# [Do this]
Copy out lines with the word "Meditatie" from the material that follows.

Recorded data
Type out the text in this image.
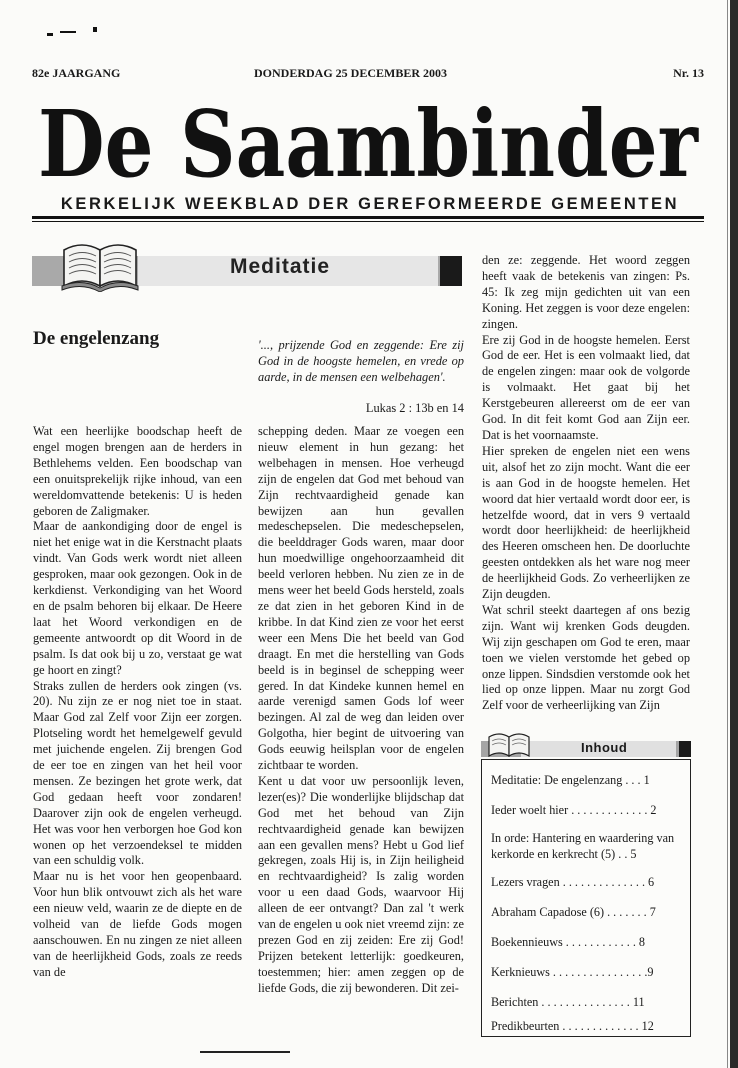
82e JAARGANG	DONDERDAG 25 DECEMBER 2003	Nr. 13
De Saambinder
KERKELIJK WEEKBLAD DER GEREFORMEERDE GEMEENTEN
Meditatie
De engelenzang	'..., prijzende God en zeggende: Ere zij God in de hoogste hemelen, en vrede op aarde, in de mensen een welbehagen'.
Lukas 2 : 13b en 14

Wat een heerlijke boodschap heeft de engel mogen brengen aan de herders in Bethlehems velden. Een boodschap van een onuitsprekelijk rijke inhoud, van een wereldomvattende betekenis: U is heden geboren de Zaligmaker.

Maar de aankondiging door de engel is niet het enige wat in die Kerstnacht plaats vindt. Van Gods werk wordt niet alleen gesproken, maar ook gezongen. Ook in de kerkdienst. Verkondiging van het Woord en de psalm behoren bij elkaar. De Heere laat het Woord verkondigen en de gemeente antwoordt op dit Woord in de psalm. Is dat ook bij u zo, verstaat ge wat ge hoort en zingt?

Straks zullen de herders ook zingen (vs. 20). Nu zijn ze er nog niet toe in staat. Maar God zal Zelf voor Zijn eer zorgen. Plotseling wordt het hemelgewelf gevuld met juichende engelen. Zij brengen God de eer toe en zingen van het heil voor mensen. Ze bezingen het grote werk, dat God gedaan heeft voor zondaren! Daarover zijn ook de engelen verheugd. Het was voor hen verborgen hoe God kon wonen op het verzoendeksel te midden van een schuldig volk.

Maar nu is het voor hen geopenbaard. Voor hun blik ontvouwt zich als het ware een nieuw veld, waarin ze de diepte en de volheid van de liefde Gods mogen aanschouwen. En nu zingen ze niet alleen van de heerlijkheid Gods, zoals ze reeds van de

schepping deden. Maar ze voegen een nieuw element in hun gezang: het welbehagen in mensen. Hoe verheugd zijn de engelen dat God met behoud van Zijn rechtvaardigheid genade kan bewijzen aan hun gevallen medeschepselen. Die medeschepselen, die beelddrager Gods waren, maar door hun moedwillige ongehoorzaamheid dit beeld verloren hebben. Nu zien ze in de mens weer het beeld Gods hersteld, zoals ze dat zien in het geboren Kind in de kribbe. In dat Kind zien ze voor het eerst weer een Mens Die het beeld van God draagt. En met die herstelling van Gods beeld is in beginsel de schepping weer gered. In dat Kindeke kunnen hemel en aarde verenigd samen Gods lof weer bezingen. Al zal de weg dan leiden over Golgotha, hier begint de uitvoering van Gods eeuwig heilsplan voor de engelen zichtbaar te worden.

Kent u dat voor uw persoonlijk leven, lezer(es)? Die wonderlijke blijdschap dat God met het behoud van Zijn rechtvaardigheid genade kan bewijzen aan een gevallen mens? Hebt u God lief gekregen, zoals Hij is, in Zijn heiligheid en rechtvaardigheid? Is zalig worden voor u een daad Gods, waarvoor Hij alleen de eer ontvangt? Dan zal 't werk van de engelen u ook niet vreemd zijn: ze prezen God en zij zeiden: Ere zij God! Prijzen betekent letterlijk: goedkeuren, toestemmen; hier: amen zeggen op de liefde Gods, die zij bewonderen. Dit zei-

den ze: zeggende. Het woord zeggen heeft vaak de betekenis van zingen: Ps. 45: Ik zeg mijn gedichten uit van een Koning. Het zeggen is voor deze engelen: zingen.

Ere zij God in de hoogste hemelen. Eerst God de eer. Het is een volmaakt lied, dat de engelen zingen: maar ook de volgorde is volmaakt. Het gaat bij het Kerstgebeuren allereerst om de eer van God. In dit feit komt God aan Zijn eer. Dat is het voornaamste.

Hier spreken de engelen niet een wens uit, alsof het zo zijn mocht. Want die eer is aan God in de hoogste hemelen. Het woord dat hier vertaald wordt door eer, is hetzelfde woord, dat in vers 9 vertaald wordt door heerlijkheid: de heerlijkheid des Heeren omscheen hen. De doorluchte geesten ontdekken als het ware nog meer de heerlijkheid Gods. Zo verheerlijken ze Zijn deugden.

Wat schril steekt daartegen af ons bezig zijn. Want wij krenken Gods deugden. Wij zijn geschapen om God te eren, maar toen we vielen verstomde het gebed op onze lippen. Sindsdien verstomde ook het lied op onze lippen. Maar nu zorgt God Zelf voor de verheerlijking van Zijn

Inhoud
Meditatie: De engelenzang . . . 1
Ieder woelt hier . . . . . . . . . . . . . 2
In orde: Hantering en waardering van kerkorde en kerkrecht (5) . . 5
Lezers vragen . . . . . . . . . . . . . . 6
Abraham Capadose (6) . . . . . . . 7
Boekennieuws . . . . . . . . . . . . 8
Kerknieuws . . . . . . . . . . . . . . . .9
Berichten . . . . . . . . . . . . . . . 11
Predikbeurten . . . . . . . . . . . . . 12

# [Expected answer]
Meditatie
Meditatie: De engelenzang . . . 1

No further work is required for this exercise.